# TASK DATA
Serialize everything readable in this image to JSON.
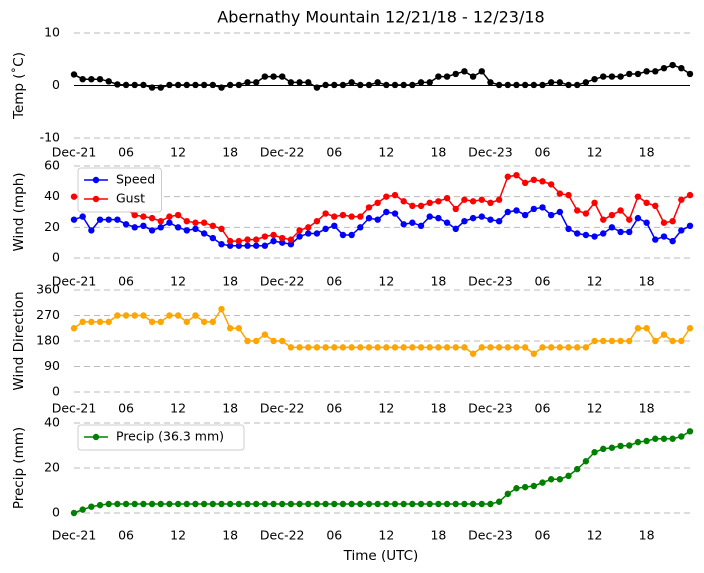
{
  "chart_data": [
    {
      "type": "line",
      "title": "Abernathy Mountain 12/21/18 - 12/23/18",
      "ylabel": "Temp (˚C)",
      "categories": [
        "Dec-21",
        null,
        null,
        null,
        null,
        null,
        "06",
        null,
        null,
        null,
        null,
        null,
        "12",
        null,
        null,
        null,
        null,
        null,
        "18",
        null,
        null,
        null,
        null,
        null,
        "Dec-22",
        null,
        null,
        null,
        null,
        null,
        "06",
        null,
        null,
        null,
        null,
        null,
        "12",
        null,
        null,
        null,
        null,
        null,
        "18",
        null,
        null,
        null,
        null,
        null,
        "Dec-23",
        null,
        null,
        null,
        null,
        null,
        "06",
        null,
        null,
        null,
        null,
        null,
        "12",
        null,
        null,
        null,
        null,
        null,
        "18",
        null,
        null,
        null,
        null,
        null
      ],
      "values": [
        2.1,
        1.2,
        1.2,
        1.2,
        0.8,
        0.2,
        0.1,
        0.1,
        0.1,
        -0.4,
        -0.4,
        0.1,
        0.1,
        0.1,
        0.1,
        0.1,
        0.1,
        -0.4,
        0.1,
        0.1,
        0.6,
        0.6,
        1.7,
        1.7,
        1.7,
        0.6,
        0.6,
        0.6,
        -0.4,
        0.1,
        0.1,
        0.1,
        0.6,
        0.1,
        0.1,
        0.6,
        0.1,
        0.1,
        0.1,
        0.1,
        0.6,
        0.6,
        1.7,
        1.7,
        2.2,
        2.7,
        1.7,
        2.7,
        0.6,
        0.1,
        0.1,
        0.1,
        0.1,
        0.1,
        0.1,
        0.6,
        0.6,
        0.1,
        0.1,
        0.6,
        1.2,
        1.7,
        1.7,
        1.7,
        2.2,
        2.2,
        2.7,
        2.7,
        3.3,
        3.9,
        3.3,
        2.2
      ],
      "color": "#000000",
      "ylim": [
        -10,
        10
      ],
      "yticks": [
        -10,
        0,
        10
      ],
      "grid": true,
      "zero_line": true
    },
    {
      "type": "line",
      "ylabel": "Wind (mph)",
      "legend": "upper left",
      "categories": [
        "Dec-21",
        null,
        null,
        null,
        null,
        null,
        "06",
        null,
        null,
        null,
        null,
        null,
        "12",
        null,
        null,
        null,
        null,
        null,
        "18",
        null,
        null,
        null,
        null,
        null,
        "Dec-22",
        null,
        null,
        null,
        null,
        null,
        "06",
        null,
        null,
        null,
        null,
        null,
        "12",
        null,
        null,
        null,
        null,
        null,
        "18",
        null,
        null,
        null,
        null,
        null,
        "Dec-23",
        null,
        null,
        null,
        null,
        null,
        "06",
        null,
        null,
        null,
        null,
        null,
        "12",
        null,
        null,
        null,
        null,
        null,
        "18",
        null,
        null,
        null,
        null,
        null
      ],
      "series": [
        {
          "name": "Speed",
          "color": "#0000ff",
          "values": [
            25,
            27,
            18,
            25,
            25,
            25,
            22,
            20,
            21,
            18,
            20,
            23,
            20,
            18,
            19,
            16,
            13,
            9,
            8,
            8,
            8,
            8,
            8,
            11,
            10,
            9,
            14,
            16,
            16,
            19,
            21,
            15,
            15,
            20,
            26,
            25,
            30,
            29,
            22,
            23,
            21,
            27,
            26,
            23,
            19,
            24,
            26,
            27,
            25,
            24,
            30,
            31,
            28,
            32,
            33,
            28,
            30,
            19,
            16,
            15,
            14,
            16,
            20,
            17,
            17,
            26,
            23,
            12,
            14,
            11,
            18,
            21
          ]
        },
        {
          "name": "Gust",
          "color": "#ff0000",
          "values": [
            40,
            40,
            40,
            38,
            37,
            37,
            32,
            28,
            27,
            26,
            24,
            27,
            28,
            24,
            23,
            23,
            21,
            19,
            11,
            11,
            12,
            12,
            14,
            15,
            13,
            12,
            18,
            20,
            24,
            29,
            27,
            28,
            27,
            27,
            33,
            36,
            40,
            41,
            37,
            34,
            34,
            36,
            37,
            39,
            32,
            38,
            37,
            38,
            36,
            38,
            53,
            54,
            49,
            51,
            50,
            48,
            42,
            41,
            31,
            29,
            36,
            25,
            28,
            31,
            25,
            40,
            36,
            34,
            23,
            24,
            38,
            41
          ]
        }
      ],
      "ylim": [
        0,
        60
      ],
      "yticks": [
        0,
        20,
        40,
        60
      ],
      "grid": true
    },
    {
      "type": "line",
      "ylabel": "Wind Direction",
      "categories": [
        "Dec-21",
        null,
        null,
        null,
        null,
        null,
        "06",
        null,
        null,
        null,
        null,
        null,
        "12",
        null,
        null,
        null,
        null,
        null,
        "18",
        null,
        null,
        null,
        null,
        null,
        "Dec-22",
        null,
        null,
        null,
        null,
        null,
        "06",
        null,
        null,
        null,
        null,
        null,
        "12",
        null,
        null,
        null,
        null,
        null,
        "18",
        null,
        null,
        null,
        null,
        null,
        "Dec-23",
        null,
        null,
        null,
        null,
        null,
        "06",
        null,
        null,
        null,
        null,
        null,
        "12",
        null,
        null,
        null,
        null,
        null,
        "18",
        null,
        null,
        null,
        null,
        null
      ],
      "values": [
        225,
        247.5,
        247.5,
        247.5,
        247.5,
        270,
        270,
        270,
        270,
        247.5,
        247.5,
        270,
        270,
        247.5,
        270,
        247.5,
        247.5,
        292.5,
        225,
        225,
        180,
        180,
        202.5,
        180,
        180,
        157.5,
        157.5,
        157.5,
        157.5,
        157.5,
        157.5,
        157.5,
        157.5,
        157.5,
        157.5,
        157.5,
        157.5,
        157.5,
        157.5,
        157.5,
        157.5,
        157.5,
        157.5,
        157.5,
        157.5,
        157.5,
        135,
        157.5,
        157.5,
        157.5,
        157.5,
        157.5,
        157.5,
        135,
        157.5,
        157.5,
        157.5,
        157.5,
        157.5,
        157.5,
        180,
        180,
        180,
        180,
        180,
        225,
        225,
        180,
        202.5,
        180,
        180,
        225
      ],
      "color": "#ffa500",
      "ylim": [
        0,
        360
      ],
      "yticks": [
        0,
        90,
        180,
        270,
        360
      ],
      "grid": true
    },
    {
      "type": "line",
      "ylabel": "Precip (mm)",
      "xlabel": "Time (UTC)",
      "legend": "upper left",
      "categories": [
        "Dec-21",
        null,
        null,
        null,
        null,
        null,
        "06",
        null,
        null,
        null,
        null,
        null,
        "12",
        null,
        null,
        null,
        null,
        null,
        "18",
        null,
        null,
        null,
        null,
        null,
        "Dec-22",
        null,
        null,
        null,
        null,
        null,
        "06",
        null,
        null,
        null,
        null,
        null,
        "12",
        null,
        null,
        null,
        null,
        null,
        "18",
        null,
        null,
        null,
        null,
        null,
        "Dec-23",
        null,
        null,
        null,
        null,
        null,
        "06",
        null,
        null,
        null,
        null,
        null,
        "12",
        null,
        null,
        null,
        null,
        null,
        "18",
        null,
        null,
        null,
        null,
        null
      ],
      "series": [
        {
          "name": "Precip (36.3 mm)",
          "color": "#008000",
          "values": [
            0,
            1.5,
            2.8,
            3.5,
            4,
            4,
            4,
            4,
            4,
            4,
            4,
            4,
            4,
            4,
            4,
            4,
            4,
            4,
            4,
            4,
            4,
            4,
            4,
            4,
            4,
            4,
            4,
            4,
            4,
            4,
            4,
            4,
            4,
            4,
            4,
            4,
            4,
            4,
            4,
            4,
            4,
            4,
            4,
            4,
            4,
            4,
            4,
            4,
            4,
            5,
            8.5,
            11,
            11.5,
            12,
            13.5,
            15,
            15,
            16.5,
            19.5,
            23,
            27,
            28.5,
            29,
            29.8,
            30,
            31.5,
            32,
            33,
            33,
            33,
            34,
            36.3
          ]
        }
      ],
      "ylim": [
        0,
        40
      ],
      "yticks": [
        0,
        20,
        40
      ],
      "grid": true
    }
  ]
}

# TASK DESCRIPTION
Copy each line of the listing that holds the word "color".

# RESULT FOR THIS TASK
      "color": "#000000",
          "color": "#0000ff",
          "color": "#ff0000",
      "color": "#ffa500",
          "color": "#008000",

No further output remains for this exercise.